-- Begin Entries provided --
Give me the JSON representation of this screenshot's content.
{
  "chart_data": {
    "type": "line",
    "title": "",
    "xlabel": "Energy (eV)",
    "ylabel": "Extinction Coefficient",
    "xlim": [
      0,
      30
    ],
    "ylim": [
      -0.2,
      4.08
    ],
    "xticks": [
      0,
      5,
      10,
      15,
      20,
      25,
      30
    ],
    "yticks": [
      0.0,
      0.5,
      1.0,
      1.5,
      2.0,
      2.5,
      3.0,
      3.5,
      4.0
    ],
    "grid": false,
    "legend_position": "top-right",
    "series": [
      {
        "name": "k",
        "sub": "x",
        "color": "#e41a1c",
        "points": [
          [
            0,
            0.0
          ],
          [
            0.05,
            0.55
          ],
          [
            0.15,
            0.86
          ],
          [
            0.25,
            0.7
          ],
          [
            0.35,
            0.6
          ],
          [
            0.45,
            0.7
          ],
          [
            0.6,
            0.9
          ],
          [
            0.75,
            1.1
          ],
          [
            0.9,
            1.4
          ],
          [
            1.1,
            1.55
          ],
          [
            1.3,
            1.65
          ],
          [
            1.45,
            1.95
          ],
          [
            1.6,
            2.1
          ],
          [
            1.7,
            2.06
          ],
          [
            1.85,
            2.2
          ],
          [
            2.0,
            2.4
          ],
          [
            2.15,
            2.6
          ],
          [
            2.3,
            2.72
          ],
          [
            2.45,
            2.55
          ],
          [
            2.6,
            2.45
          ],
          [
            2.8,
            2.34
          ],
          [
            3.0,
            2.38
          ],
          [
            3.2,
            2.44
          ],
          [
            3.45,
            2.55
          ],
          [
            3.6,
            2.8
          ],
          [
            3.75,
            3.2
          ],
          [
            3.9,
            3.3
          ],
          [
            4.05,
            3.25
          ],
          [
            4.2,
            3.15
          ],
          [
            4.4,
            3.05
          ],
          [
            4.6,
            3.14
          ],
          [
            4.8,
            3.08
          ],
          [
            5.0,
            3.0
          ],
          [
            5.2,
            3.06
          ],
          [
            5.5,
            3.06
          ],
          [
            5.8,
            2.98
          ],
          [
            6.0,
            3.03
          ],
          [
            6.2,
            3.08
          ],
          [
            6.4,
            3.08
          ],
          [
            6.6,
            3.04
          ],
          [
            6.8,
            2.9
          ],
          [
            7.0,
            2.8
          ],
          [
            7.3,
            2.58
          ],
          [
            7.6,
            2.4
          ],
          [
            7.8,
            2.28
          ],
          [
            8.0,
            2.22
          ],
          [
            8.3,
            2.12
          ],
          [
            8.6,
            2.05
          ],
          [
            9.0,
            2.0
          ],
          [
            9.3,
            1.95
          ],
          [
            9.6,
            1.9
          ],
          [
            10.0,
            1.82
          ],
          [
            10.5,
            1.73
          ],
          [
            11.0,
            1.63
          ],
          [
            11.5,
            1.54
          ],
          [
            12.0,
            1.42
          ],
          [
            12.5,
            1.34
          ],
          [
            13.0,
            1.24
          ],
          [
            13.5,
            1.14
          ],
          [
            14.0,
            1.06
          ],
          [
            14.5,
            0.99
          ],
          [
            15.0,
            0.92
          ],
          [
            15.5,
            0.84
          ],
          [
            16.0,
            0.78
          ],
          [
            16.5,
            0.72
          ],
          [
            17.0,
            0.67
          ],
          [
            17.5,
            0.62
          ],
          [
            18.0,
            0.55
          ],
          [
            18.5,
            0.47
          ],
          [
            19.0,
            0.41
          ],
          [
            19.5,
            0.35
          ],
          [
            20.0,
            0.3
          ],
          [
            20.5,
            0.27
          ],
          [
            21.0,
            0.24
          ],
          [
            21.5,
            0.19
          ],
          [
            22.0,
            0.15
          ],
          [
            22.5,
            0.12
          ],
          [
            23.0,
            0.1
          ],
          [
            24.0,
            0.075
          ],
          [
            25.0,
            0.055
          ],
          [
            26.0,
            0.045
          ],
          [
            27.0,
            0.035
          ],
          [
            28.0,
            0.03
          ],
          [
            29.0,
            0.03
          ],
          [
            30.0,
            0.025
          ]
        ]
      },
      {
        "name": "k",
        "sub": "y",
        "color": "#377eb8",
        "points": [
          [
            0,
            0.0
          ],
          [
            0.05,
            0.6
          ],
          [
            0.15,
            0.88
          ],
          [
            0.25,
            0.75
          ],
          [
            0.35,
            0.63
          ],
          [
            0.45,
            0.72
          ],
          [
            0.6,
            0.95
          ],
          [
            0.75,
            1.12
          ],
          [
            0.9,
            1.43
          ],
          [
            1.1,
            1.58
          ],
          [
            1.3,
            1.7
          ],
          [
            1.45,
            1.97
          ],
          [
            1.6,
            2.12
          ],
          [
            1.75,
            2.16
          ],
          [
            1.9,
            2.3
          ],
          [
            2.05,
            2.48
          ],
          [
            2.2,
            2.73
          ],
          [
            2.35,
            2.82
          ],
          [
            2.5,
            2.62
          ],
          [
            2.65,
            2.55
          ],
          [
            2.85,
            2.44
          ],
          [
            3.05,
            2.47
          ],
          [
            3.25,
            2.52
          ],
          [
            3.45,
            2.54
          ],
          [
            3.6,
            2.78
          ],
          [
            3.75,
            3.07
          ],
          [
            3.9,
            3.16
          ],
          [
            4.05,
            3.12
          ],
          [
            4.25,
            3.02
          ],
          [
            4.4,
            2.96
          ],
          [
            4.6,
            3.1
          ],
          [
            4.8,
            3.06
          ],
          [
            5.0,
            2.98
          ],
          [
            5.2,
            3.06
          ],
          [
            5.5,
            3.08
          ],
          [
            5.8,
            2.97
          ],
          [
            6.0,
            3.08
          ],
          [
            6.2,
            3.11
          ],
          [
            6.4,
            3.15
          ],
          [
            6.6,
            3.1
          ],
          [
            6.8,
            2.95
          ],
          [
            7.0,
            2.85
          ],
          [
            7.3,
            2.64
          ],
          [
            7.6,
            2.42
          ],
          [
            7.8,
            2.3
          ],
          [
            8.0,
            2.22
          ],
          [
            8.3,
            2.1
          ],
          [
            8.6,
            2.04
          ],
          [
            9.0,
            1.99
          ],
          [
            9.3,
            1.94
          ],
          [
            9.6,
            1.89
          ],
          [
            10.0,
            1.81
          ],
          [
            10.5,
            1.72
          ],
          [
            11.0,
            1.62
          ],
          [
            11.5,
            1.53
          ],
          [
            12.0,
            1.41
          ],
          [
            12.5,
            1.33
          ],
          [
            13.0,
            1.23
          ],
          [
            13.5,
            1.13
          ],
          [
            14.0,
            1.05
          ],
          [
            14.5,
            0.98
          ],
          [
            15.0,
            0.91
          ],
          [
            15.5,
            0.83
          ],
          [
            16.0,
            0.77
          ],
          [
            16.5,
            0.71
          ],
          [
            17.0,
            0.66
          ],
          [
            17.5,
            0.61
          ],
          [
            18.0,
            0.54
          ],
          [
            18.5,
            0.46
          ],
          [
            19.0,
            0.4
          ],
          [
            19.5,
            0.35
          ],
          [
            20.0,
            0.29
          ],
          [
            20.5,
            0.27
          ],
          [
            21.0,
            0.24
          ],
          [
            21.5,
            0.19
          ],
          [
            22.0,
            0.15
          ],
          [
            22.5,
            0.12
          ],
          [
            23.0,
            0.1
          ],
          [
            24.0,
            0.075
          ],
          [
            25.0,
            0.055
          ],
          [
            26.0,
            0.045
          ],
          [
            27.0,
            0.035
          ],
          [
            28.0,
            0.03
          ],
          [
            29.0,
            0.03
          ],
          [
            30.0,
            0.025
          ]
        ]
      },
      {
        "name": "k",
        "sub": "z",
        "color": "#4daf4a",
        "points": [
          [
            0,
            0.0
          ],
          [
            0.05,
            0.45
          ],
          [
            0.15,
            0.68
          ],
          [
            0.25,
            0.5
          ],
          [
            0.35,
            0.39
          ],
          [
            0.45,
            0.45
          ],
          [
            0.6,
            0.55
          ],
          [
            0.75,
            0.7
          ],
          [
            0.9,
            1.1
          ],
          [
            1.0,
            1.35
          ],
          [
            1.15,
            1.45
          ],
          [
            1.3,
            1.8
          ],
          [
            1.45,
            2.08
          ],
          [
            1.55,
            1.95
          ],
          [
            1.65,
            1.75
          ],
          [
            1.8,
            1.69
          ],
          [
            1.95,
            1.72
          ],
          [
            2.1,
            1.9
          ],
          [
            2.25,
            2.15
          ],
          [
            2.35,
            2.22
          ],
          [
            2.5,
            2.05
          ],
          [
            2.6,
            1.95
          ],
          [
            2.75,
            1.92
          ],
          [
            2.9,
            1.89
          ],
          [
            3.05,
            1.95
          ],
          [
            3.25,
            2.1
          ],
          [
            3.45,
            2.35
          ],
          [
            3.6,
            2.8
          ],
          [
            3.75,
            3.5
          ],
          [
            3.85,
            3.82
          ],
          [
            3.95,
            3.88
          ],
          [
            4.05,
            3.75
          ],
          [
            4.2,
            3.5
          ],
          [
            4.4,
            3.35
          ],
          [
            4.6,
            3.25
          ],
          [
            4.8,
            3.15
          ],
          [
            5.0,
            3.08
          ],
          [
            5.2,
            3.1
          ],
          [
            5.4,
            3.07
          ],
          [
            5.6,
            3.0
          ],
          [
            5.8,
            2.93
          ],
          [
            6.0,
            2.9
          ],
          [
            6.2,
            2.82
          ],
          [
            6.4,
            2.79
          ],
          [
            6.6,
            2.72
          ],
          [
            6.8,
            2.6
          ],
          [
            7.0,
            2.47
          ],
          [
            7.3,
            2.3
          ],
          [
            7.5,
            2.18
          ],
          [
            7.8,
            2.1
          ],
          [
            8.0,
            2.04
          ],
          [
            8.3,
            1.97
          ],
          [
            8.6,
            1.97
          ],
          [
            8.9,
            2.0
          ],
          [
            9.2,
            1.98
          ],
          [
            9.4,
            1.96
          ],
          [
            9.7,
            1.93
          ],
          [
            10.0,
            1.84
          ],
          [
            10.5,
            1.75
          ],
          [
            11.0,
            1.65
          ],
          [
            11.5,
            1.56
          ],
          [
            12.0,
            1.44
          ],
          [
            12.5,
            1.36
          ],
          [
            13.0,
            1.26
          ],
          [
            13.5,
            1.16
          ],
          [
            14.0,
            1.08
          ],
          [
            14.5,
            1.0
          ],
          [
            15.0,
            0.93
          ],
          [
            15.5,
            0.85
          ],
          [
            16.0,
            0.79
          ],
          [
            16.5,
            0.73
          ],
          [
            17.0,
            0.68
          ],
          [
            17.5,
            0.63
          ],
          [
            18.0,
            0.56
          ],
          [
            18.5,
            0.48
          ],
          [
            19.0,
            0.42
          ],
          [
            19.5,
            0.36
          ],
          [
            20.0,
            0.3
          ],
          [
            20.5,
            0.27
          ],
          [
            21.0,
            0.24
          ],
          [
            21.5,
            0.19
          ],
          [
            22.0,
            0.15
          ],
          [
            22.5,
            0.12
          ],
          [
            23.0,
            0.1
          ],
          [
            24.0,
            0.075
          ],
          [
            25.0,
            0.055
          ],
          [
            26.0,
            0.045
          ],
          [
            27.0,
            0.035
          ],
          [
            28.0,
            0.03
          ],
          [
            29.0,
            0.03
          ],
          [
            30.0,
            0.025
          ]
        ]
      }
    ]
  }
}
-- End Entries provided --
Only lines with the word "color" should be collected from the material.

        "color": "#e41a1c",
        "color": "#377eb8",
        "color": "#4daf4a",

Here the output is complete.